» **PROBLEM TO WORK ON**:
Retype the data below without altering anything.

↓

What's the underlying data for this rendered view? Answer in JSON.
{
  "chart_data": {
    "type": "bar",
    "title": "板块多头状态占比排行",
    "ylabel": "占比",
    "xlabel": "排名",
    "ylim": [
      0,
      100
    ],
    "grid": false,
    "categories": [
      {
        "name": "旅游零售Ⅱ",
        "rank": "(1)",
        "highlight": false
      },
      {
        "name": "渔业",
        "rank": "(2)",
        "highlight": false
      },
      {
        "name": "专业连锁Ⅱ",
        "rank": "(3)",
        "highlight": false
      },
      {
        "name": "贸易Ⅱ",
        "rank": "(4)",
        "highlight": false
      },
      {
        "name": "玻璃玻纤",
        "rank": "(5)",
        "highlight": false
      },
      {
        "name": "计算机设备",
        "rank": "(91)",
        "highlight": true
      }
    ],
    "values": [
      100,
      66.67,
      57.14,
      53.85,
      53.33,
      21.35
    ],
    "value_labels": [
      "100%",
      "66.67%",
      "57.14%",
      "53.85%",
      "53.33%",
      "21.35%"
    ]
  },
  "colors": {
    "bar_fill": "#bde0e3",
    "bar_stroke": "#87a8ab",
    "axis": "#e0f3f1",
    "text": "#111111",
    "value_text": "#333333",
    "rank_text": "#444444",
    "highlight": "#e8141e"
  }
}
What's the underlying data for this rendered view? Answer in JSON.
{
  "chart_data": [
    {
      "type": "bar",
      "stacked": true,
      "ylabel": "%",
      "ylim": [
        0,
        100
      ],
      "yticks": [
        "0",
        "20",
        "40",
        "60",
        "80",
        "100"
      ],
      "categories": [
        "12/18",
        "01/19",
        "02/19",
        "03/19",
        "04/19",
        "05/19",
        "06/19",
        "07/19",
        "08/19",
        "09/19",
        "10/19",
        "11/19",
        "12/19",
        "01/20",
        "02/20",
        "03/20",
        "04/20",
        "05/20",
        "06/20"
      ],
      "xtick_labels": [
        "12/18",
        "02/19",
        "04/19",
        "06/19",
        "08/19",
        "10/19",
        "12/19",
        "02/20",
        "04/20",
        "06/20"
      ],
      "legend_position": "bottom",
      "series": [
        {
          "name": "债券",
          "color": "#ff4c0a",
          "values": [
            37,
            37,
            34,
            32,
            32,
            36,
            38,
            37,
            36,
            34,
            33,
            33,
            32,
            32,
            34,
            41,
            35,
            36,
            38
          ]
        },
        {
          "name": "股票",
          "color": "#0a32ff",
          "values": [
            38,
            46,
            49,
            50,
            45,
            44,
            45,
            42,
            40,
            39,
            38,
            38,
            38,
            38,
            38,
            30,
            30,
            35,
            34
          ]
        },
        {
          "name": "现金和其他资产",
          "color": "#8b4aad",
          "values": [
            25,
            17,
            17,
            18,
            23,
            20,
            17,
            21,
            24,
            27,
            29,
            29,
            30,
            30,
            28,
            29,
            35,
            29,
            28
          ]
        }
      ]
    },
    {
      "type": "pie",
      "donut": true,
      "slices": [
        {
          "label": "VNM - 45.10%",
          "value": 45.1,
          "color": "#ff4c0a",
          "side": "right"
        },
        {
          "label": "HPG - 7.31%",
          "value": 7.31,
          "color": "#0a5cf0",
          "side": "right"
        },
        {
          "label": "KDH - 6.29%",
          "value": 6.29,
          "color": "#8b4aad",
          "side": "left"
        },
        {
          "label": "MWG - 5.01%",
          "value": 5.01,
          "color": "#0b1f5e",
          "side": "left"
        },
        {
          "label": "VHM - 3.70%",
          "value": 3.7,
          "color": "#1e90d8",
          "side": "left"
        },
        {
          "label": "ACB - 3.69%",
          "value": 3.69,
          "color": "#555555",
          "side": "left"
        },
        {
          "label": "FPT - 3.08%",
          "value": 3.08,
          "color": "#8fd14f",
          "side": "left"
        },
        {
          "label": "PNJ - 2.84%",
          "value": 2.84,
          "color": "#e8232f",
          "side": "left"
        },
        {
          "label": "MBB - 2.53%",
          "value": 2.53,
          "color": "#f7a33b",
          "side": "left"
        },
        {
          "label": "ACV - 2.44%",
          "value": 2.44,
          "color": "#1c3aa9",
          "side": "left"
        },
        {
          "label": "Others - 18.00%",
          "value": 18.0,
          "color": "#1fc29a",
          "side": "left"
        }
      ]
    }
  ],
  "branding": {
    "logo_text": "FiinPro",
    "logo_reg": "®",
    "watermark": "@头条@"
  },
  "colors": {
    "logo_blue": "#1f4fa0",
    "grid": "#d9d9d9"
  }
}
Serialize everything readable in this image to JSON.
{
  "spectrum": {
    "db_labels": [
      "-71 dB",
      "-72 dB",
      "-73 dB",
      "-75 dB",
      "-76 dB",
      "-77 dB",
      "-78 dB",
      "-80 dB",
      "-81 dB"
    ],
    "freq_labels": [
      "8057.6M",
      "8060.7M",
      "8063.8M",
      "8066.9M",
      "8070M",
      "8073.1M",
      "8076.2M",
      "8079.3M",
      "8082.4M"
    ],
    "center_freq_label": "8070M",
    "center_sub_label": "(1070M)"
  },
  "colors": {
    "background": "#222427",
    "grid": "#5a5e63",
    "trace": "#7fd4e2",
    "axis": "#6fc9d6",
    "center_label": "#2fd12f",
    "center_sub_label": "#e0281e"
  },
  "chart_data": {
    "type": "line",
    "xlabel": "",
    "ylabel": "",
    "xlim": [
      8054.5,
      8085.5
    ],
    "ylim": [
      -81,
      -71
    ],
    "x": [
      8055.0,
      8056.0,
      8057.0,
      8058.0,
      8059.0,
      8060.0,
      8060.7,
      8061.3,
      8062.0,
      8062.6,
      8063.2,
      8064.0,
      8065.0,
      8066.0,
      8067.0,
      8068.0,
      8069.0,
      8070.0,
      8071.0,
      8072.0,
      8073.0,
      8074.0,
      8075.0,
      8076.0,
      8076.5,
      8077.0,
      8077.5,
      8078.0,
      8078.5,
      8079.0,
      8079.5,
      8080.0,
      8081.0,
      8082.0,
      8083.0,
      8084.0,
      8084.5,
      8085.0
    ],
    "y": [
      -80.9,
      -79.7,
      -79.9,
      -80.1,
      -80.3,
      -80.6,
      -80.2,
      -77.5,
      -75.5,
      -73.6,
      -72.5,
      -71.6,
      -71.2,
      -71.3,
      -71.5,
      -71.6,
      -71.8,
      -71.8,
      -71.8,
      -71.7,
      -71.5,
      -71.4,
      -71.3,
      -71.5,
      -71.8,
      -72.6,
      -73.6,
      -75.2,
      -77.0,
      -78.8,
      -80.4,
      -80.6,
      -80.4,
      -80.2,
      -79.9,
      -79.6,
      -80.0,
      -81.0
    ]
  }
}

↑

» **RESULT OF THIS EXERCISE**:
What's the underlying data for this rendered view? Answer in JSON.
{
  "chart_data": {
    "type": "bar",
    "title": "板块多头状态占比排行",
    "ylabel": "占比",
    "xlabel": "排名",
    "ylim": [
      0,
      100
    ],
    "grid": false,
    "categories": [
      {
        "name": "旅游零售Ⅱ",
        "rank": "(1)",
        "highlight": false
      },
      {
        "name": "渔业",
        "rank": "(2)",
        "highlight": false
      },
      {
        "name": "专业连锁Ⅱ",
        "rank": "(3)",
        "highlight": false
      },
      {
        "name": "贸易Ⅱ",
        "rank": "(4)",
        "highlight": false
      },
      {
        "name": "玻璃玻纤",
        "rank": "(5)",
        "highlight": false
      },
      {
        "name": "计算机设备",
        "rank": "(91)",
        "highlight": true
      }
    ],
    "values": [
      100,
      66.67,
      57.14,
      53.85,
      53.33,
      21.35
    ],
    "value_labels": [
      "100%",
      "66.67%",
      "57.14%",
      "53.85%",
      "53.33%",
      "21.35%"
    ]
  },
  "colors": {
    "bar_fill": "#bde0e3",
    "bar_stroke": "#87a8ab",
    "axis": "#e0f3f1",
    "text": "#111111",
    "value_text": "#333333",
    "rank_text": "#444444",
    "highlight": "#e8141e"
  }
}
What's the underlying data for this rendered view? Answer in JSON.
{
  "chart_data": [
    {
      "type": "bar",
      "stacked": true,
      "ylabel": "%",
      "ylim": [
        0,
        100
      ],
      "yticks": [
        "0",
        "20",
        "40",
        "60",
        "80",
        "100"
      ],
      "categories": [
        "12/18",
        "01/19",
        "02/19",
        "03/19",
        "04/19",
        "05/19",
        "06/19",
        "07/19",
        "08/19",
        "09/19",
        "10/19",
        "11/19",
        "12/19",
        "01/20",
        "02/20",
        "03/20",
        "04/20",
        "05/20",
        "06/20"
      ],
      "xtick_labels": [
        "12/18",
        "02/19",
        "04/19",
        "06/19",
        "08/19",
        "10/19",
        "12/19",
        "02/20",
        "04/20",
        "06/20"
      ],
      "legend_position": "bottom",
      "series": [
        {
          "name": "债券",
          "color": "#ff4c0a",
          "values": [
            37,
            37,
            34,
            32,
            32,
            36,
            38,
            37,
            36,
            34,
            33,
            33,
            32,
            32,
            34,
            41,
            35,
            36,
            38
          ]
        },
        {
          "name": "股票",
          "color": "#0a32ff",
          "values": [
            38,
            46,
            49,
            50,
            45,
            44,
            45,
            42,
            40,
            39,
            38,
            38,
            38,
            38,
            38,
            30,
            30,
            35,
            34
          ]
        },
        {
          "name": "现金和其他资产",
          "color": "#8b4aad",
          "values": [
            25,
            17,
            17,
            18,
            23,
            20,
            17,
            21,
            24,
            27,
            29,
            29,
            30,
            30,
            28,
            29,
            35,
            29,
            28
          ]
        }
      ]
    },
    {
      "type": "pie",
      "donut": true,
      "slices": [
        {
          "label": "VNM - 45.10%",
          "value": 45.1,
          "color": "#ff4c0a",
          "side": "right"
        },
        {
          "label": "HPG - 7.31%",
          "value": 7.31,
          "color": "#0a5cf0",
          "side": "right"
        },
        {
          "label": "KDH - 6.29%",
          "value": 6.29,
          "color": "#8b4aad",
          "side": "left"
        },
        {
          "label": "MWG - 5.01%",
          "value": 5.01,
          "color": "#0b1f5e",
          "side": "left"
        },
        {
          "label": "VHM - 3.70%",
          "value": 3.7,
          "color": "#1e90d8",
          "side": "left"
        },
        {
          "label": "ACB - 3.69%",
          "value": 3.69,
          "color": "#555555",
          "side": "left"
        },
        {
          "label": "FPT - 3.08%",
          "value": 3.08,
          "color": "#8fd14f",
          "side": "left"
        },
        {
          "label": "PNJ - 2.84%",
          "value": 2.84,
          "color": "#e8232f",
          "side": "left"
        },
        {
          "label": "MBB - 2.53%",
          "value": 2.53,
          "color": "#f7a33b",
          "side": "left"
        },
        {
          "label": "ACV - 2.44%",
          "value": 2.44,
          "color": "#1c3aa9",
          "side": "left"
        },
        {
          "label": "Others - 18.00%",
          "value": 18.0,
          "color": "#1fc29a",
          "side": "left"
        }
      ]
    }
  ],
  "branding": {
    "logo_text": "FiinPro",
    "logo_reg": "®",
    "watermark": "@头条@"
  },
  "colors": {
    "logo_blue": "#1f4fa0",
    "grid": "#d9d9d9"
  }
}
Serialize everything readable in this image to JSON.
{
  "spectrum": {
    "db_labels": [
      "-71 dB",
      "-72 dB",
      "-73 dB",
      "-75 dB",
      "-76 dB",
      "-77 dB",
      "-78 dB",
      "-80 dB",
      "-81 dB"
    ],
    "freq_labels": [
      "8057.6M",
      "8060.7M",
      "8063.8M",
      "8066.9M",
      "8070M",
      "8073.1M",
      "8076.2M",
      "8079.3M",
      "8082.4M"
    ],
    "center_freq_label": "8070M",
    "center_sub_label": "(1070M)"
  },
  "colors": {
    "background": "#222427",
    "grid": "#5a5e63",
    "trace": "#7fd4e2",
    "axis": "#6fc9d6",
    "center_label": "#2fd12f",
    "center_sub_label": "#e0281e"
  },
  "chart_data": {
    "type": "line",
    "xlabel": "",
    "ylabel": "",
    "xlim": [
      8054.5,
      8085.5
    ],
    "ylim": [
      -81,
      -71
    ],
    "x": [
      8055.0,
      8056.0,
      8057.0,
      8058.0,
      8059.0,
      8060.0,
      8060.7,
      8061.3,
      8062.0,
      8062.6,
      8063.2,
      8064.0,
      8065.0,
      8066.0,
      8067.0,
      8068.0,
      8069.0,
      8070.0,
      8071.0,
      8072.0,
      8073.0,
      8074.0,
      8075.0,
      8076.0,
      8076.5,
      8077.0,
      8077.5,
      8078.0,
      8078.5,
      8079.0,
      8079.5,
      8080.0,
      8081.0,
      8082.0,
      8083.0,
      8084.0,
      8084.5,
      8085.0
    ],
    "y": [
      -80.9,
      -79.7,
      -79.9,
      -80.1,
      -80.3,
      -80.6,
      -80.2,
      -77.5,
      -75.5,
      -73.6,
      -72.5,
      -71.6,
      -71.2,
      -71.3,
      -71.5,
      -71.6,
      -71.8,
      -71.8,
      -71.8,
      -71.7,
      -71.5,
      -71.4,
      -71.3,
      -71.5,
      -71.8,
      -72.6,
      -73.6,
      -75.2,
      -77.0,
      -78.8,
      -80.4,
      -80.6,
      -80.4,
      -80.2,
      -79.9,
      -79.6,
      -80.0,
      -81.0
    ]
  }
}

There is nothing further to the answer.